**Short exercise**
Every record must be repeated exactly; omit any pictures they contain.

**A block of data**
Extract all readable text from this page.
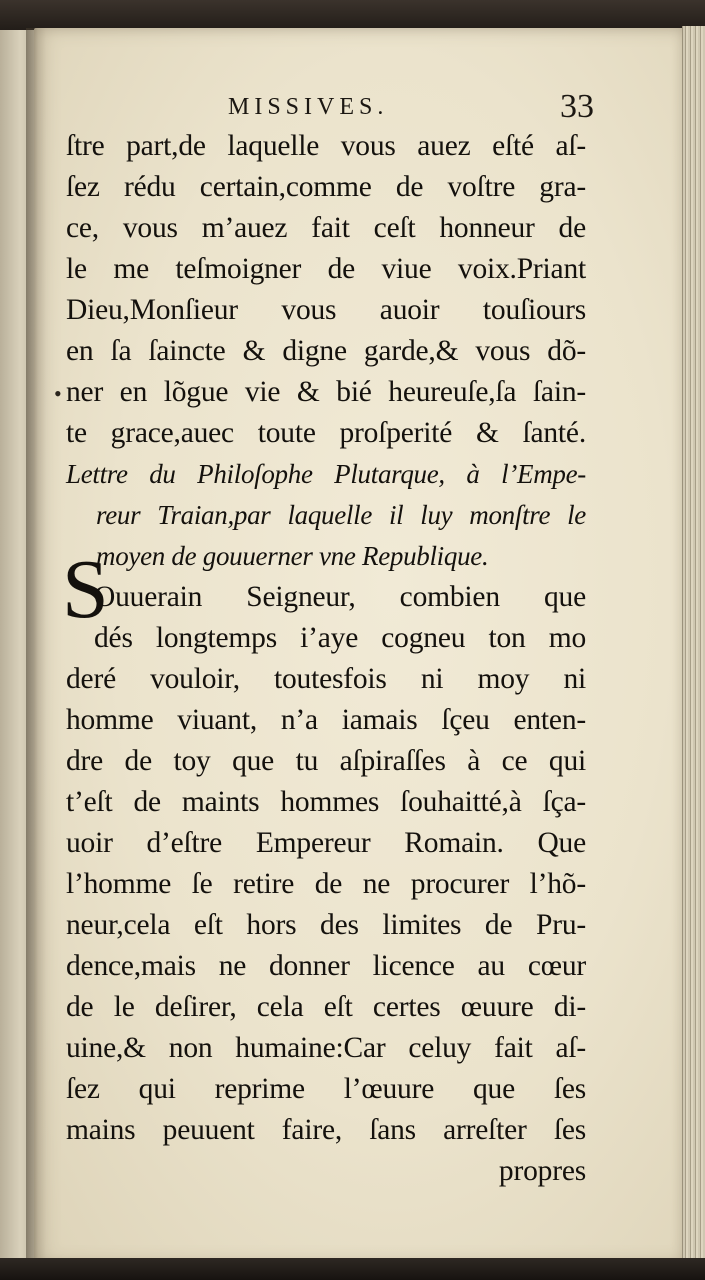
MISSIVES.	33
•
S
ſtre part,de laquelle vous auez eſté aſ-
ſez rédu certain,comme de voſtre gra-
ce, vous m’auez fait ceſt honneur de
le me teſmoigner de viue voix.Priant
Dieu,Monſieur vous auoir touſiours
en ſa ſaincte & digne garde,& vous dõ-
ner en lõgue vie & bié heureuſe,ſa ſain-
te grace,auec toute proſperité & ſanté.
Lettre du Philoſophe Plutarque, à l’Empe-
reur Traian,par laquelle il luy monſtre le
moyen de gouuerner vne Republique.
Ouuerain Seigneur, combien que
dés longtemps i’aye cogneu ton mo
deré vouloir, toutesfois ni moy ni
homme viuant, n’a iamais ſçeu enten-
dre de toy que tu aſpiraſſes à ce qui
t’eſt de maints hommes ſouhaitté,à ſça-
uoir d’eſtre Empereur Romain. Que
l’homme ſe retire de ne procurer l’hõ-
neur,cela eſt hors des limites de Pru-
dence,mais ne donner licence au cœur
de le deſirer, cela eſt certes œuure di-
uine,& non humaine:Car celuy fait aſ-
ſez qui reprime l’œuure que ſes
mains peuuent faire, ſans arreſter ſes
propres
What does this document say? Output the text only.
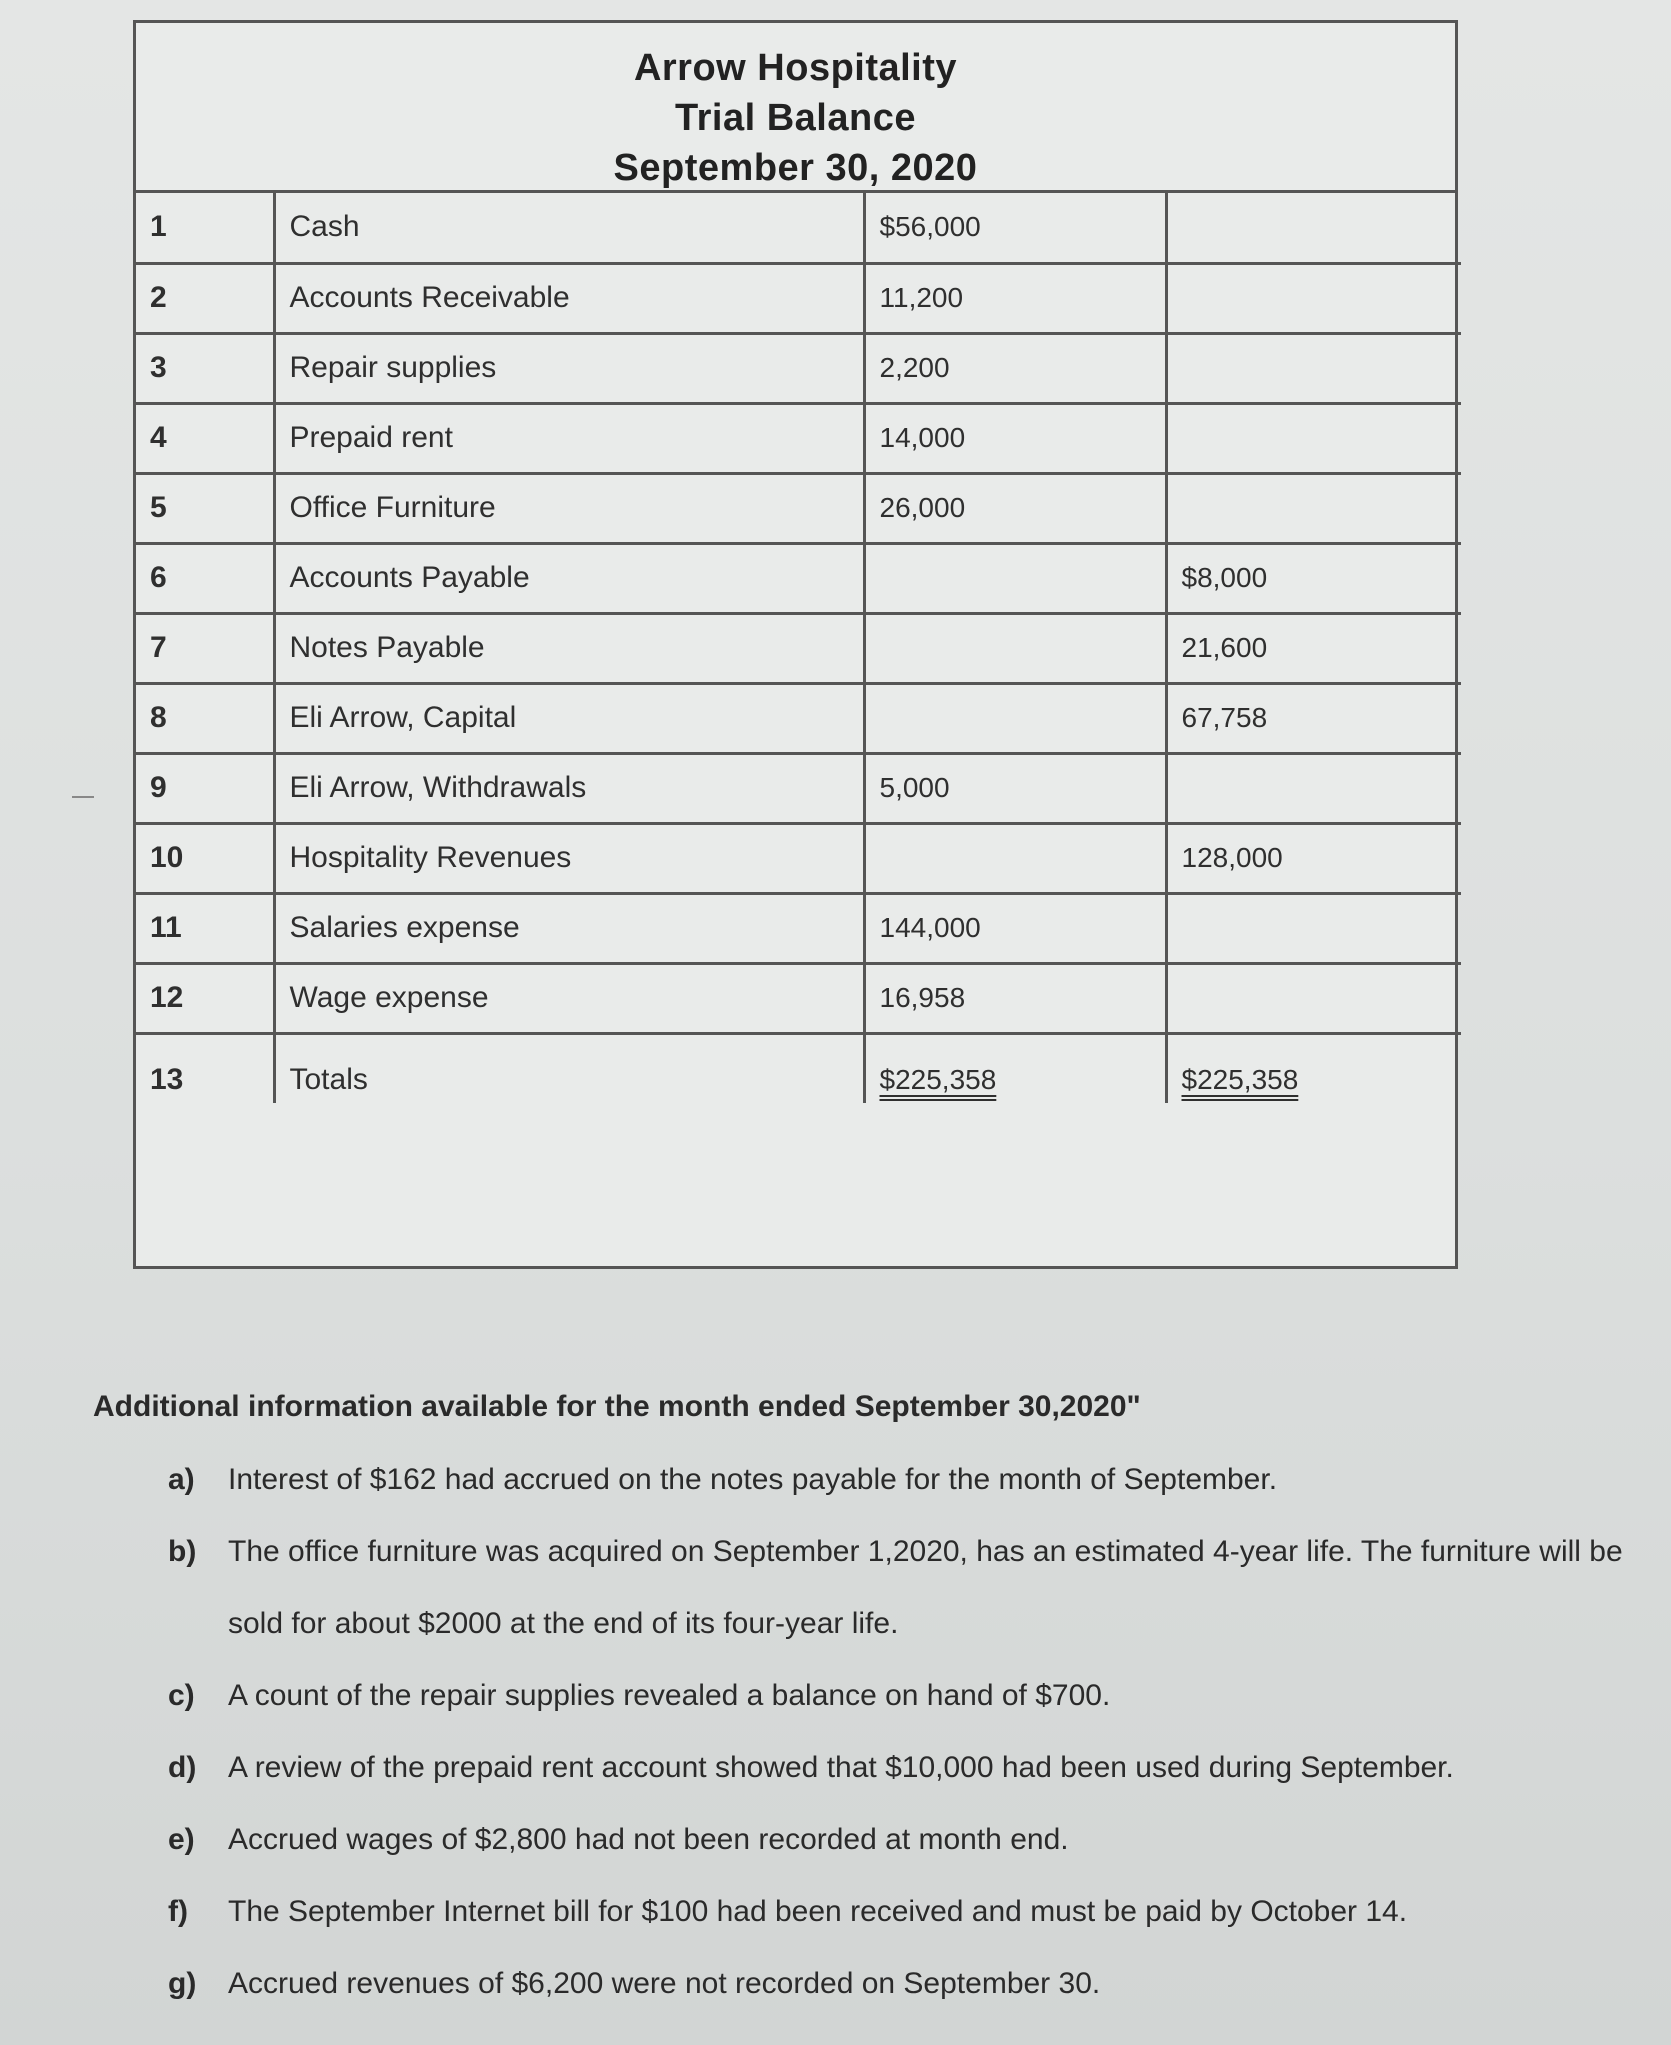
Arrow Hospitality
Trial Balance
September 30, 2020
1	Cash	$56,000	
2	Accounts Receivable	11,200	
3	Repair supplies	2,200	
4	Prepaid rent	14,000	
5	Office Furniture	26,000	
6	Accounts Payable		$8,000
7	Notes Payable		21,600
8	Eli Arrow, Capital		67,758
9	Eli Arrow, Withdrawals	5,000	
10	Hospitality Revenues		128,000
11	Salaries expense	144,000	
12	Wage expense	16,958	
13	Totals	$225,358	$225,358
Additional information available for the month ended September 30,2020"
a) Interest of $162 had accrued on the notes payable for the month of September.
b) The office furniture was acquired on September 1,2020, has an estimated 4-year life. The furniture will be sold for about $2000 at the end of its four-year life.
c) A count of the repair supplies revealed a balance on hand of $700.
d) A review of the prepaid rent account showed that $10,000 had been used during September.
e) Accrued wages of $2,800 had not been recorded at month end.
f) The September Internet bill for $100 had been received and must be paid by October 14.
g) Accrued revenues of $6,200 were not recorded on September 30.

**Exercise answer**
Extract all readable text from this page.
MISSIVES.	33
•
S
ſtre part,de laquelle vous auez eſté aſ-
ſez rédu certain,comme de voſtre gra-
ce, vous m’auez fait ceſt honneur de
le me teſmoigner de viue voix.Priant
Dieu,Monſieur vous auoir touſiours
en ſa ſaincte & digne garde,& vous dõ-
ner en lõgue vie & bié heureuſe,ſa ſain-
te grace,auec toute proſperité & ſanté.
Lettre du Philoſophe Plutarque, à l’Empe-
reur Traian,par laquelle il luy monſtre le
moyen de gouuerner vne Republique.
Ouuerain Seigneur, combien que
dés longtemps i’aye cogneu ton mo
deré vouloir, toutesfois ni moy ni
homme viuant, n’a iamais ſçeu enten-
dre de toy que tu aſpiraſſes à ce qui
t’eſt de maints hommes ſouhaitté,à ſça-
uoir d’eſtre Empereur Romain. Que
l’homme ſe retire de ne procurer l’hõ-
neur,cela eſt hors des limites de Pru-
dence,mais ne donner licence au cœur
de le deſirer, cela eſt certes œuure di-
uine,& non humaine:Car celuy fait aſ-
ſez qui reprime l’œuure que ſes
mains peuuent faire, ſans arreſter ſes
propres
What does this document say? Output the text only.
Arrow Hospitality
Trial Balance
September 30, 2020
1	Cash	$56,000	
2	Accounts Receivable	11,200	
3	Repair supplies	2,200	
4	Prepaid rent	14,000	
5	Office Furniture	26,000	
6	Accounts Payable		$8,000
7	Notes Payable		21,600
8	Eli Arrow, Capital		67,758
9	Eli Arrow, Withdrawals	5,000	
10	Hospitality Revenues		128,000
11	Salaries expense	144,000	
12	Wage expense	16,958	
13	Totals	$225,358	$225,358
Additional information available for the month ended September 30,2020"
a) Interest of $162 had accrued on the notes payable for the month of September.
b) The office furniture was acquired on September 1,2020, has an estimated 4-year life. The furniture will be sold for about $2000 at the end of its four-year life.
c) A count of the repair supplies revealed a balance on hand of $700.
d) A review of the prepaid rent account showed that $10,000 had been used during September.
e) Accrued wages of $2,800 had not been recorded at month end.
f) The September Internet bill for $100 had been received and must be paid by October 14.
g) Accrued revenues of $6,200 were not recorded on September 30.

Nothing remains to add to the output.